[To be done]
Extract all lines that hold the string "sistema".

[Supplied entries]
# # #

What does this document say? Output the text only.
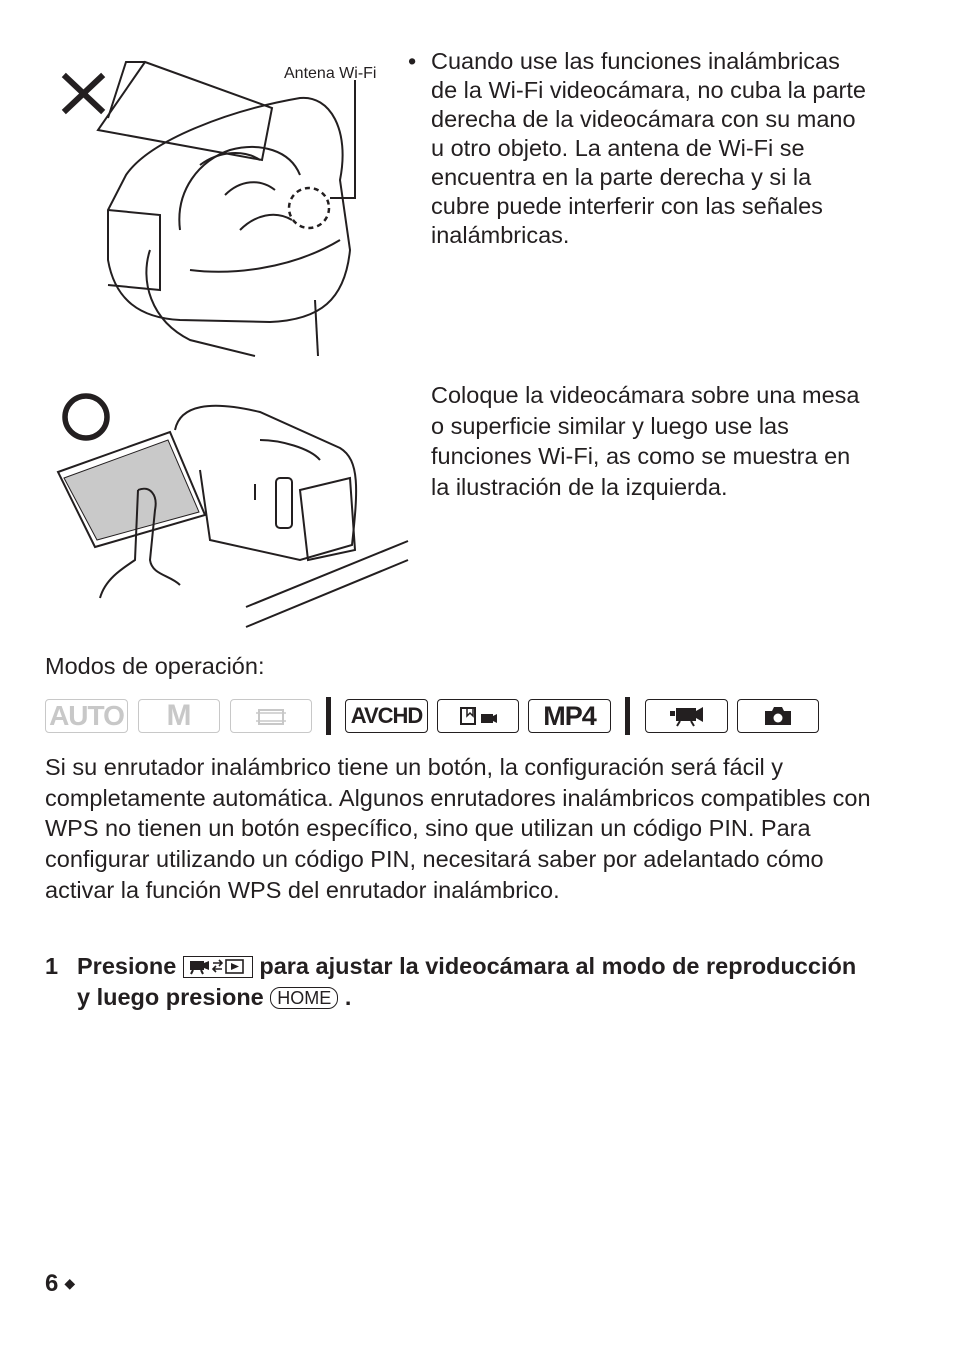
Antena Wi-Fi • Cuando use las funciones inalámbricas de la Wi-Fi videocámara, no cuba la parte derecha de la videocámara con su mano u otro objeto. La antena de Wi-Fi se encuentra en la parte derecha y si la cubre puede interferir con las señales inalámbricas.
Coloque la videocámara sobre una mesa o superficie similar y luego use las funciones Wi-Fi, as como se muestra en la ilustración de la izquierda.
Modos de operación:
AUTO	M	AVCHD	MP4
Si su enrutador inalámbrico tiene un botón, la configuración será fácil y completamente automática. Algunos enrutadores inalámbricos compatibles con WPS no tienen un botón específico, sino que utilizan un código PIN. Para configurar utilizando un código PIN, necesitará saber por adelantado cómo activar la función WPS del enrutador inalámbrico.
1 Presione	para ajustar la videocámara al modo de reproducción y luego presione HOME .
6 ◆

# # #

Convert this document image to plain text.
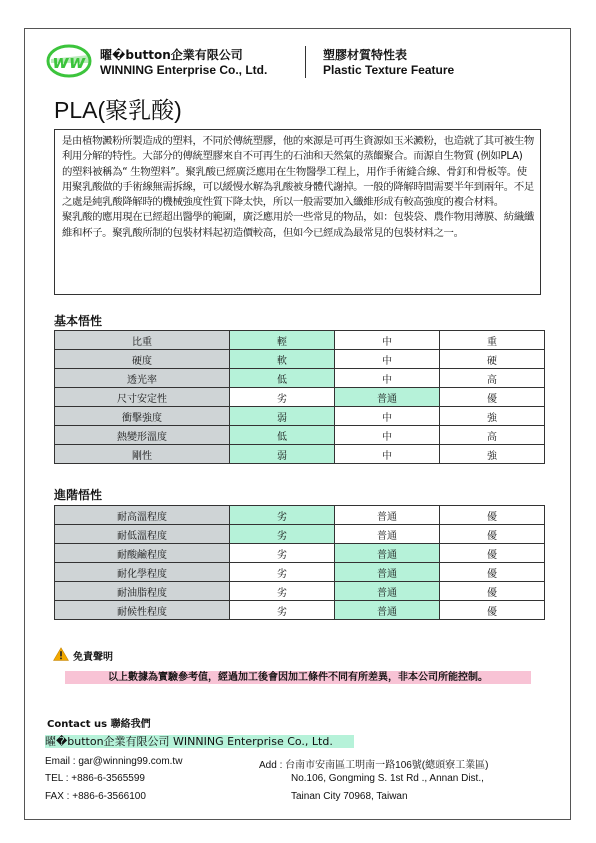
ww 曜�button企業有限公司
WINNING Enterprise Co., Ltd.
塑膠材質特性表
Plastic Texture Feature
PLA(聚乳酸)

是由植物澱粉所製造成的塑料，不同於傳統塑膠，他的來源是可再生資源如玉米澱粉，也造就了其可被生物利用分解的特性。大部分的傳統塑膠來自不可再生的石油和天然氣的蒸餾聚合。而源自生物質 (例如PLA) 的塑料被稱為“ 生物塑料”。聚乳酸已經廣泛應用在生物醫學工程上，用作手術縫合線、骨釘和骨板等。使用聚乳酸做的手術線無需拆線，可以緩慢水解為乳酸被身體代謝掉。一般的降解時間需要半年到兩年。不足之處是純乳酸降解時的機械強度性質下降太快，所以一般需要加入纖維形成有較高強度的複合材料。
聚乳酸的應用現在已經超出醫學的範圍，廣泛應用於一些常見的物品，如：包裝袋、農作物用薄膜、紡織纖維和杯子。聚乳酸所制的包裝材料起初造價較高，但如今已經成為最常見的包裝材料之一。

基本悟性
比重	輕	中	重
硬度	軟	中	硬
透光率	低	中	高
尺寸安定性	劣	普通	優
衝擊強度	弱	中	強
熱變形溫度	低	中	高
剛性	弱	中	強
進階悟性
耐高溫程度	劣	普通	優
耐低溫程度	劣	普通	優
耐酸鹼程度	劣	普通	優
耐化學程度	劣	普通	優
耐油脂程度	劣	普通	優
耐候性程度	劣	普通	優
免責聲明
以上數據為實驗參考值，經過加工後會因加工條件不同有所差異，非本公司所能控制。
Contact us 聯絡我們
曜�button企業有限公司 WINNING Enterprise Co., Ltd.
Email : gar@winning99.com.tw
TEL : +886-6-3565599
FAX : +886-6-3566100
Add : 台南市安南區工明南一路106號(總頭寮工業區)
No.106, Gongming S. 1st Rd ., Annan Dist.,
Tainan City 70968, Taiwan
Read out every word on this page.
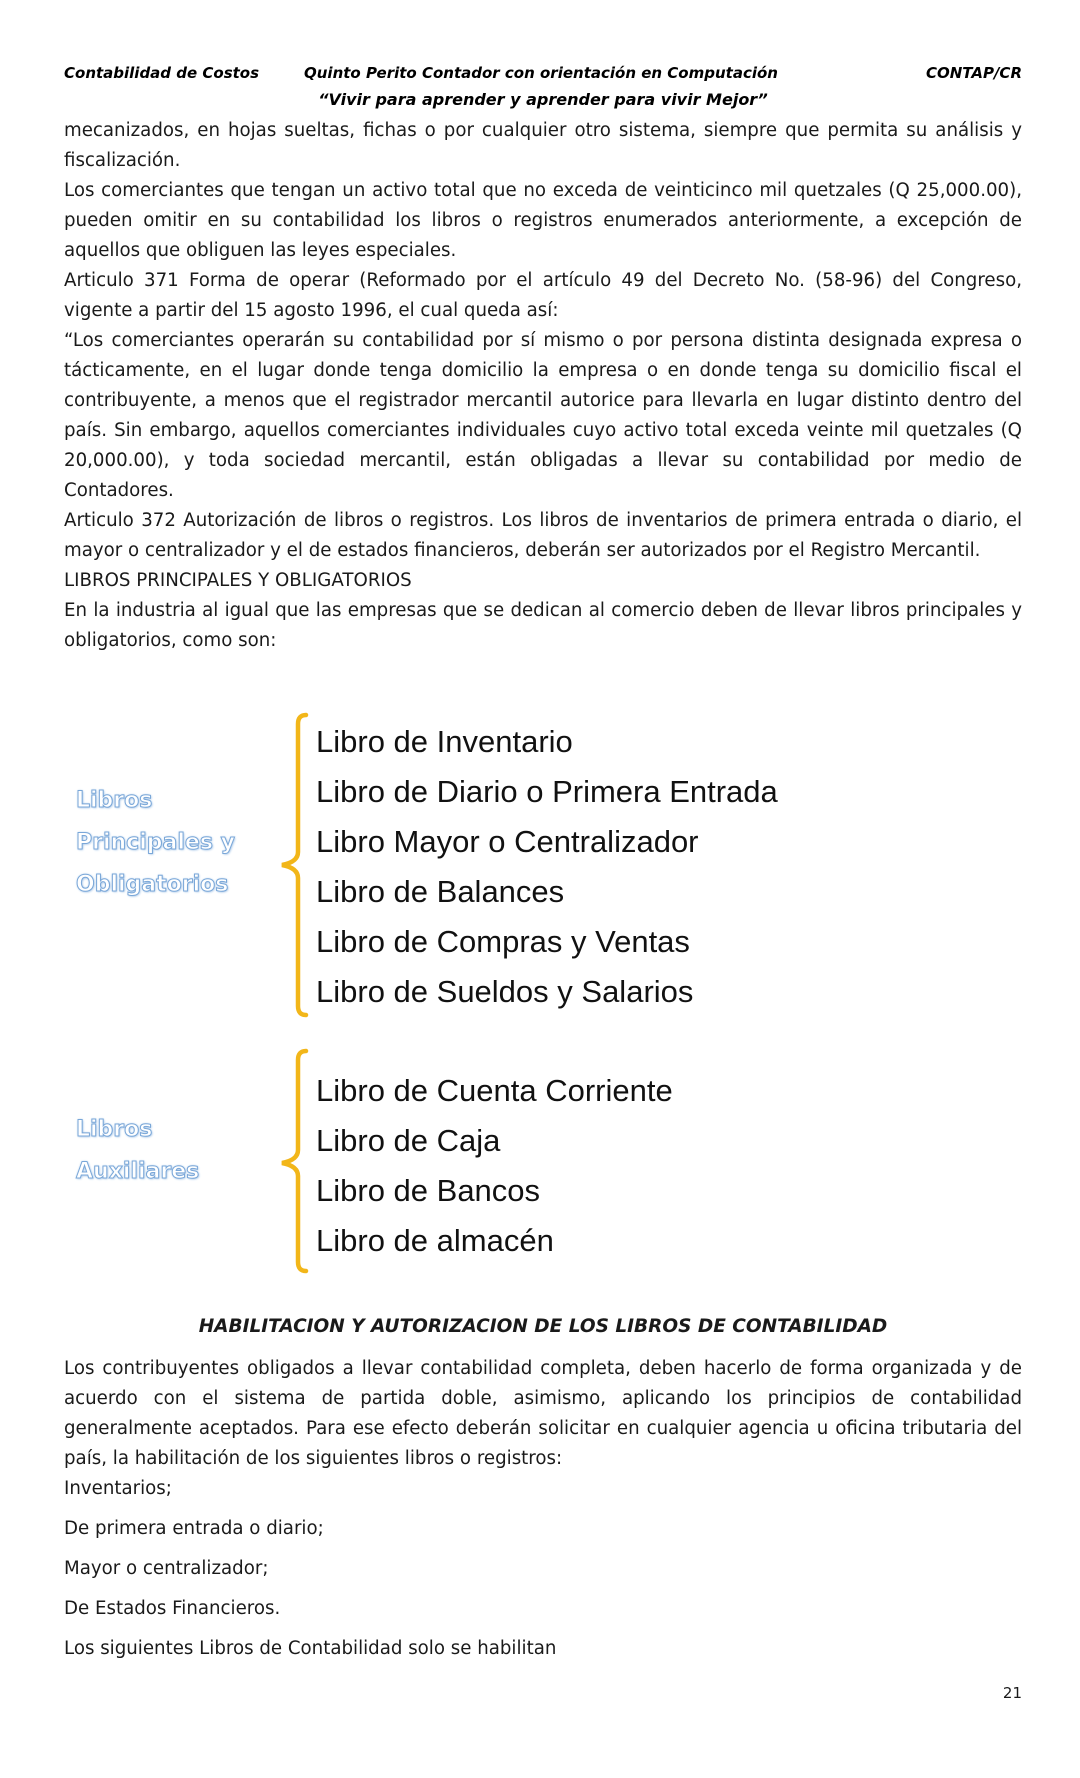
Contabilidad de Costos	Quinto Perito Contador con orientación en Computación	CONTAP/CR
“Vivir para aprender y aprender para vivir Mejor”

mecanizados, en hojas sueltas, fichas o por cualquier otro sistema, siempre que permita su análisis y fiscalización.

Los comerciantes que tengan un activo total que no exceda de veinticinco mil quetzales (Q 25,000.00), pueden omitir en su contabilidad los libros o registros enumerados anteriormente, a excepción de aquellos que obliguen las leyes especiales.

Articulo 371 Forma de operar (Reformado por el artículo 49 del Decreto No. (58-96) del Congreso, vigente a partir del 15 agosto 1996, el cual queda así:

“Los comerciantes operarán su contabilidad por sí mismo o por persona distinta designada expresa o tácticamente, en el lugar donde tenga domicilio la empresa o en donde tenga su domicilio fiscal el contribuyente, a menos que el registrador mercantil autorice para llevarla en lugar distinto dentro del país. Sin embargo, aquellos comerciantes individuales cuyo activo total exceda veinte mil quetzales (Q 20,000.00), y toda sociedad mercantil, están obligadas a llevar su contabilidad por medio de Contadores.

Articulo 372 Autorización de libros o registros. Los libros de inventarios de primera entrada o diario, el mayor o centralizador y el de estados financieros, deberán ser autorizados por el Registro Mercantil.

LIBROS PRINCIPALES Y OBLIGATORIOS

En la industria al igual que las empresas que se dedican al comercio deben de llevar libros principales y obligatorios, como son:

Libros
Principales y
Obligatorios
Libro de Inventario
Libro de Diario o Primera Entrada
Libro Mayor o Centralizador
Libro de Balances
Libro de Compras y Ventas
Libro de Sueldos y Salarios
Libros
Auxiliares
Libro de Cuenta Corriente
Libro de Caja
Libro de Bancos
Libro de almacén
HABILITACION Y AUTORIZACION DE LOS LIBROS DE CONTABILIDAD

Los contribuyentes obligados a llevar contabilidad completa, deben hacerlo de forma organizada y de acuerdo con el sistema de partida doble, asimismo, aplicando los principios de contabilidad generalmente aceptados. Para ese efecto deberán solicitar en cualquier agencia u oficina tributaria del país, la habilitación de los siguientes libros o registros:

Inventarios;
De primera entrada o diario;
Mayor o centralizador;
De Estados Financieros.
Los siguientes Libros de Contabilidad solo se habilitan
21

# # #

[Solution for this problem]
mecanizados, en hojas sueltas, fichas o por cualquier otro sistema, siempre que permita su análisis y fiscalización.
Los contribuyentes obligados a llevar contabilidad completa, deben hacerlo de forma organizada y de acuerdo con el sistema de partida doble, asimismo, aplicando los principios de contabilidad generalmente aceptados. Para ese efecto deberán solicitar en cualquier agencia u oficina tributaria del país, la habilitación de los siguientes libros o registros:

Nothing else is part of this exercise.